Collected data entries
━━━
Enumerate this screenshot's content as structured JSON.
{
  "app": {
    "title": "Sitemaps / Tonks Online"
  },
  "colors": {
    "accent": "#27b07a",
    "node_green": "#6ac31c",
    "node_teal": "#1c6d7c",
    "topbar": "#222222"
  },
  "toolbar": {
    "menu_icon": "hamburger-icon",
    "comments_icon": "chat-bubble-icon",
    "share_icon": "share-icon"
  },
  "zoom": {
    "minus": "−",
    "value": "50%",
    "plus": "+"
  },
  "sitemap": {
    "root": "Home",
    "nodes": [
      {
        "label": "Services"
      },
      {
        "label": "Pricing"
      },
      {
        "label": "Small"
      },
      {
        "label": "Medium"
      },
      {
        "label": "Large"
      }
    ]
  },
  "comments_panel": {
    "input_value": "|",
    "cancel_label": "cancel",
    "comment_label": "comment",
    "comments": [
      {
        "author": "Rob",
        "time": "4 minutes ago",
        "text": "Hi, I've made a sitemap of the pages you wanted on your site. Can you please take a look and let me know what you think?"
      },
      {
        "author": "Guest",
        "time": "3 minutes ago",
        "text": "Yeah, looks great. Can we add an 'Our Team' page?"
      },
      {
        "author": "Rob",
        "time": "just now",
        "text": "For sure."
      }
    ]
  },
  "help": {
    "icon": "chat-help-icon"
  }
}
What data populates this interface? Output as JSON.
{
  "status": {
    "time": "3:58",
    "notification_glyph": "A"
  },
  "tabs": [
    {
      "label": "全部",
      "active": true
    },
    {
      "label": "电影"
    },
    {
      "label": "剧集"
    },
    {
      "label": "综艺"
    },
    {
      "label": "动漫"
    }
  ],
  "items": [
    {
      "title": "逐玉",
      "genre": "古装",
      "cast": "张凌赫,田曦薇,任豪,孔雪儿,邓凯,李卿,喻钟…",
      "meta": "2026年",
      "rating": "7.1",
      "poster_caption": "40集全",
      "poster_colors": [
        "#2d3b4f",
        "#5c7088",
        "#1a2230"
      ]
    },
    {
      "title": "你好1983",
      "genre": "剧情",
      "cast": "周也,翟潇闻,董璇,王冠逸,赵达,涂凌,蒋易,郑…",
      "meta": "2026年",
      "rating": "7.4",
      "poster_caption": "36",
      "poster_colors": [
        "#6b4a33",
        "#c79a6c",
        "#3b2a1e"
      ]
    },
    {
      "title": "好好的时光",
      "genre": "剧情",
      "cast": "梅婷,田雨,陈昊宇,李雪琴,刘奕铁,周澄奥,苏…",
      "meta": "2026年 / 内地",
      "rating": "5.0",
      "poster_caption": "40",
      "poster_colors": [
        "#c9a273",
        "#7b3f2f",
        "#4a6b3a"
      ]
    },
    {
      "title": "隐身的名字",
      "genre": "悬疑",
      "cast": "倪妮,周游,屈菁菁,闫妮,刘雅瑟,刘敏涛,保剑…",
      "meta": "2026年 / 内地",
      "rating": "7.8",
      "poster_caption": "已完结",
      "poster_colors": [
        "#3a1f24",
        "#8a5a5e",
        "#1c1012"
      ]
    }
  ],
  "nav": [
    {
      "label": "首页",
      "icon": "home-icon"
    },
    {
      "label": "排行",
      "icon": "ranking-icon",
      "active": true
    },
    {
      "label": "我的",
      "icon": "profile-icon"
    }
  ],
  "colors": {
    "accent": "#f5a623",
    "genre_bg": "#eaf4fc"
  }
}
━━━
**Exercise:** Reproduce each record exactly, leaving nothing out.

**Solution for this problem:**
Enumerate this screenshot's content as structured JSON.
{
  "app": {
    "title": "Sitemaps / Tonks Online"
  },
  "colors": {
    "accent": "#27b07a",
    "node_green": "#6ac31c",
    "node_teal": "#1c6d7c",
    "topbar": "#222222"
  },
  "toolbar": {
    "menu_icon": "hamburger-icon",
    "comments_icon": "chat-bubble-icon",
    "share_icon": "share-icon"
  },
  "zoom": {
    "minus": "−",
    "value": "50%",
    "plus": "+"
  },
  "sitemap": {
    "root": "Home",
    "nodes": [
      {
        "label": "Services"
      },
      {
        "label": "Pricing"
      },
      {
        "label": "Small"
      },
      {
        "label": "Medium"
      },
      {
        "label": "Large"
      }
    ]
  },
  "comments_panel": {
    "input_value": "|",
    "cancel_label": "cancel",
    "comment_label": "comment",
    "comments": [
      {
        "author": "Rob",
        "time": "4 minutes ago",
        "text": "Hi, I've made a sitemap of the pages you wanted on your site. Can you please take a look and let me know what you think?"
      },
      {
        "author": "Guest",
        "time": "3 minutes ago",
        "text": "Yeah, looks great. Can we add an 'Our Team' page?"
      },
      {
        "author": "Rob",
        "time": "just now",
        "text": "For sure."
      }
    ]
  },
  "help": {
    "icon": "chat-help-icon"
  }
}
What data populates this interface? Output as JSON.
{
  "status": {
    "time": "3:58",
    "notification_glyph": "A"
  },
  "tabs": [
    {
      "label": "全部",
      "active": true
    },
    {
      "label": "电影"
    },
    {
      "label": "剧集"
    },
    {
      "label": "综艺"
    },
    {
      "label": "动漫"
    }
  ],
  "items": [
    {
      "title": "逐玉",
      "genre": "古装",
      "cast": "张凌赫,田曦薇,任豪,孔雪儿,邓凯,李卿,喻钟…",
      "meta": "2026年",
      "rating": "7.1",
      "poster_caption": "40集全",
      "poster_colors": [
        "#2d3b4f",
        "#5c7088",
        "#1a2230"
      ]
    },
    {
      "title": "你好1983",
      "genre": "剧情",
      "cast": "周也,翟潇闻,董璇,王冠逸,赵达,涂凌,蒋易,郑…",
      "meta": "2026年",
      "rating": "7.4",
      "poster_caption": "36",
      "poster_colors": [
        "#6b4a33",
        "#c79a6c",
        "#3b2a1e"
      ]
    },
    {
      "title": "好好的时光",
      "genre": "剧情",
      "cast": "梅婷,田雨,陈昊宇,李雪琴,刘奕铁,周澄奥,苏…",
      "meta": "2026年 / 内地",
      "rating": "5.0",
      "poster_caption": "40",
      "poster_colors": [
        "#c9a273",
        "#7b3f2f",
        "#4a6b3a"
      ]
    },
    {
      "title": "隐身的名字",
      "genre": "悬疑",
      "cast": "倪妮,周游,屈菁菁,闫妮,刘雅瑟,刘敏涛,保剑…",
      "meta": "2026年 / 内地",
      "rating": "7.8",
      "poster_caption": "已完结",
      "poster_colors": [
        "#3a1f24",
        "#8a5a5e",
        "#1c1012"
      ]
    }
  ],
  "nav": [
    {
      "label": "首页",
      "icon": "home-icon"
    },
    {
      "label": "排行",
      "icon": "ranking-icon",
      "active": true
    },
    {
      "label": "我的",
      "icon": "profile-icon"
    }
  ],
  "colors": {
    "accent": "#f5a623",
    "genre_bg": "#eaf4fc"
  }
}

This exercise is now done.